Given instruction:
Return every record verbatim.
---+---
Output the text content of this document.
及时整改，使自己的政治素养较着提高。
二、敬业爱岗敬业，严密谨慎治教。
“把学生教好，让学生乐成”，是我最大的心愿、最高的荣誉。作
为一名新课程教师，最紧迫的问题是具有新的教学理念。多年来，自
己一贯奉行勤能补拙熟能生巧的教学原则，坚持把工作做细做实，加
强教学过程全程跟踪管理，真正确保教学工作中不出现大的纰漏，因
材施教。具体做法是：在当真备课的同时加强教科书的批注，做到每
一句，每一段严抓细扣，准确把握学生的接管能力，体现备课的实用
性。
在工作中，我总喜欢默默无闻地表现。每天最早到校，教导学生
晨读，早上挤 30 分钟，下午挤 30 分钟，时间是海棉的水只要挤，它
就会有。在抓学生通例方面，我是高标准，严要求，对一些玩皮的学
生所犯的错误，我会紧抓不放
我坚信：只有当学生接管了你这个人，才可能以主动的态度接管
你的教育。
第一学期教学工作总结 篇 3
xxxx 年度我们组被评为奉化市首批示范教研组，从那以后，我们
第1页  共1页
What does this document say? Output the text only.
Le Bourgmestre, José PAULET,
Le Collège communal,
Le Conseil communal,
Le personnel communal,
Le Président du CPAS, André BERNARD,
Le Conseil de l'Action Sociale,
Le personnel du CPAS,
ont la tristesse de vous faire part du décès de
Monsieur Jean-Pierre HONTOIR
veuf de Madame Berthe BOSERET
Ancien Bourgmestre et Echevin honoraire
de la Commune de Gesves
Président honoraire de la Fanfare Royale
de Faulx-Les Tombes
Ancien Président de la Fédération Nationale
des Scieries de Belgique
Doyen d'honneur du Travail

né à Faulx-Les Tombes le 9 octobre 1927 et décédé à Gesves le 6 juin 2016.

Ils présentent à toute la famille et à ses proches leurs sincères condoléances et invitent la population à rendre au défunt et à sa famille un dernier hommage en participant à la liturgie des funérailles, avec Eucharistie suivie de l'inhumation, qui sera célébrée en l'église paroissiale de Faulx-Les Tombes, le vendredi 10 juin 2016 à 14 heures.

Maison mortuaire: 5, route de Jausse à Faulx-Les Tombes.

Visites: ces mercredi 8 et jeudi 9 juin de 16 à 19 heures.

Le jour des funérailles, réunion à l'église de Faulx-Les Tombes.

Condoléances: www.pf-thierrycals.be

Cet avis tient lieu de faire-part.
---+---
Task response:
Output the text content of this document.
及时整改，使自己的政治素养较着提高。
二、敬业爱岗敬业，严密谨慎治教。
“把学生教好，让学生乐成”，是我最大的心愿、最高的荣誉。作
为一名新课程教师，最紧迫的问题是具有新的教学理念。多年来，自
己一贯奉行勤能补拙熟能生巧的教学原则，坚持把工作做细做实，加
强教学过程全程跟踪管理，真正确保教学工作中不出现大的纰漏，因
材施教。具体做法是：在当真备课的同时加强教科书的批注，做到每
一句，每一段严抓细扣，准确把握学生的接管能力，体现备课的实用
性。
在工作中，我总喜欢默默无闻地表现。每天最早到校，教导学生
晨读，早上挤 30 分钟，下午挤 30 分钟，时间是海棉的水只要挤，它
就会有。在抓学生通例方面，我是高标准，严要求，对一些玩皮的学
生所犯的错误，我会紧抓不放
我坚信：只有当学生接管了你这个人，才可能以主动的态度接管
你的教育。
第一学期教学工作总结 篇 3
xxxx 年度我们组被评为奉化市首批示范教研组，从那以后，我们
第1页  共1页
What does this document say? Output the text only.
Le Bourgmestre, José PAULET,
Le Collège communal,
Le Conseil communal,
Le personnel communal,
Le Président du CPAS, André BERNARD,
Le Conseil de l'Action Sociale,
Le personnel du CPAS,
ont la tristesse de vous faire part du décès de
Monsieur Jean-Pierre HONTOIR
veuf de Madame Berthe BOSERET
Ancien Bourgmestre et Echevin honoraire
de la Commune de Gesves
Président honoraire de la Fanfare Royale
de Faulx-Les Tombes
Ancien Président de la Fédération Nationale
des Scieries de Belgique
Doyen d'honneur du Travail

né à Faulx-Les Tombes le 9 octobre 1927 et décédé à Gesves le 6 juin 2016.

Ils présentent à toute la famille et à ses proches leurs sincères condoléances et invitent la population à rendre au défunt et à sa famille un dernier hommage en participant à la liturgie des funérailles, avec Eucharistie suivie de l'inhumation, qui sera célébrée en l'église paroissiale de Faulx-Les Tombes, le vendredi 10 juin 2016 à 14 heures.

Maison mortuaire: 5, route de Jausse à Faulx-Les Tombes.

Visites: ces mercredi 8 et jeudi 9 juin de 16 à 19 heures.

Le jour des funérailles, réunion à l'église de Faulx-Les Tombes.

Condoléances: www.pf-thierrycals.be

Cet avis tient lieu de faire-part.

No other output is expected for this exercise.